### Directions
Find all the lines with "ffffff" and gather them.

::::::

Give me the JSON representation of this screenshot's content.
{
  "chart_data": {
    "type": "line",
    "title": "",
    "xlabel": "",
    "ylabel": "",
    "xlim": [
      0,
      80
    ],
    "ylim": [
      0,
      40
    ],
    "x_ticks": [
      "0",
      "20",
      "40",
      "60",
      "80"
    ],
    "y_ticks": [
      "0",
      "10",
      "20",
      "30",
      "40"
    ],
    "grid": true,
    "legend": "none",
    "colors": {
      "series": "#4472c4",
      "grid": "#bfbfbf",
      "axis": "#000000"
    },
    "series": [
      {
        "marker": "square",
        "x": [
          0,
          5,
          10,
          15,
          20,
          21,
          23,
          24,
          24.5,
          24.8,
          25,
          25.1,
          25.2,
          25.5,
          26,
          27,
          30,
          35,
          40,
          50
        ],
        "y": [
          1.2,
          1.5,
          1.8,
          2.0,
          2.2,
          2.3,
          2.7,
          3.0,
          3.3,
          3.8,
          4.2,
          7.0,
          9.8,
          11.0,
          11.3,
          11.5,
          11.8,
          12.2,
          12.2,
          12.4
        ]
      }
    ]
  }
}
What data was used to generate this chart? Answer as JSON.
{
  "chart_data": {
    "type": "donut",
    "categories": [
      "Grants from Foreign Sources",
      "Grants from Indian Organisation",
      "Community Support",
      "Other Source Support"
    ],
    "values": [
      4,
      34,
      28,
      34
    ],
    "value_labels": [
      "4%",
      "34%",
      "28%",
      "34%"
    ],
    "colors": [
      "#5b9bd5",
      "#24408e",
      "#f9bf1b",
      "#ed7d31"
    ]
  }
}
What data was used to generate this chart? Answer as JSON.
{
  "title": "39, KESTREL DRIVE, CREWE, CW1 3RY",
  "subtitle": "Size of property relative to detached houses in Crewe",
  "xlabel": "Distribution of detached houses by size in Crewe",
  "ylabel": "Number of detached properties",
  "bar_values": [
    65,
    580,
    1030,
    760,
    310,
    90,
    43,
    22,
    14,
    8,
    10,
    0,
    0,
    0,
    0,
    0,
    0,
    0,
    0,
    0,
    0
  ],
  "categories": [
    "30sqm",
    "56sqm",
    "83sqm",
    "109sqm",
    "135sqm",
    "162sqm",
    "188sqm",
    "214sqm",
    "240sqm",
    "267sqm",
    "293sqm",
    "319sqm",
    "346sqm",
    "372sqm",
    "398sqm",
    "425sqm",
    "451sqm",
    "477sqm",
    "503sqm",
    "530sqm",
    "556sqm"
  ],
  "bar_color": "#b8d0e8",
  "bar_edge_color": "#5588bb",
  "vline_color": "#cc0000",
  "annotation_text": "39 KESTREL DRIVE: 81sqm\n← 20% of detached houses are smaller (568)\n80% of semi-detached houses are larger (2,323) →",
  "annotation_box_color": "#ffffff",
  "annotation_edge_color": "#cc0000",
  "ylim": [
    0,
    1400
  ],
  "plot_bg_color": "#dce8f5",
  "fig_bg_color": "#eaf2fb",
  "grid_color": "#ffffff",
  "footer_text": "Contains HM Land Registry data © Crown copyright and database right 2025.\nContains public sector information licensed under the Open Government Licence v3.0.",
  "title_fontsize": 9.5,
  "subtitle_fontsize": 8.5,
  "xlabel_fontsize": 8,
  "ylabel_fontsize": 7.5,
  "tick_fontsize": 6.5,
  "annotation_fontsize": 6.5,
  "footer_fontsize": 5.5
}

::::::

### Response
  "annotation_box_color": "#ffffff",
  "grid_color": "#ffffff",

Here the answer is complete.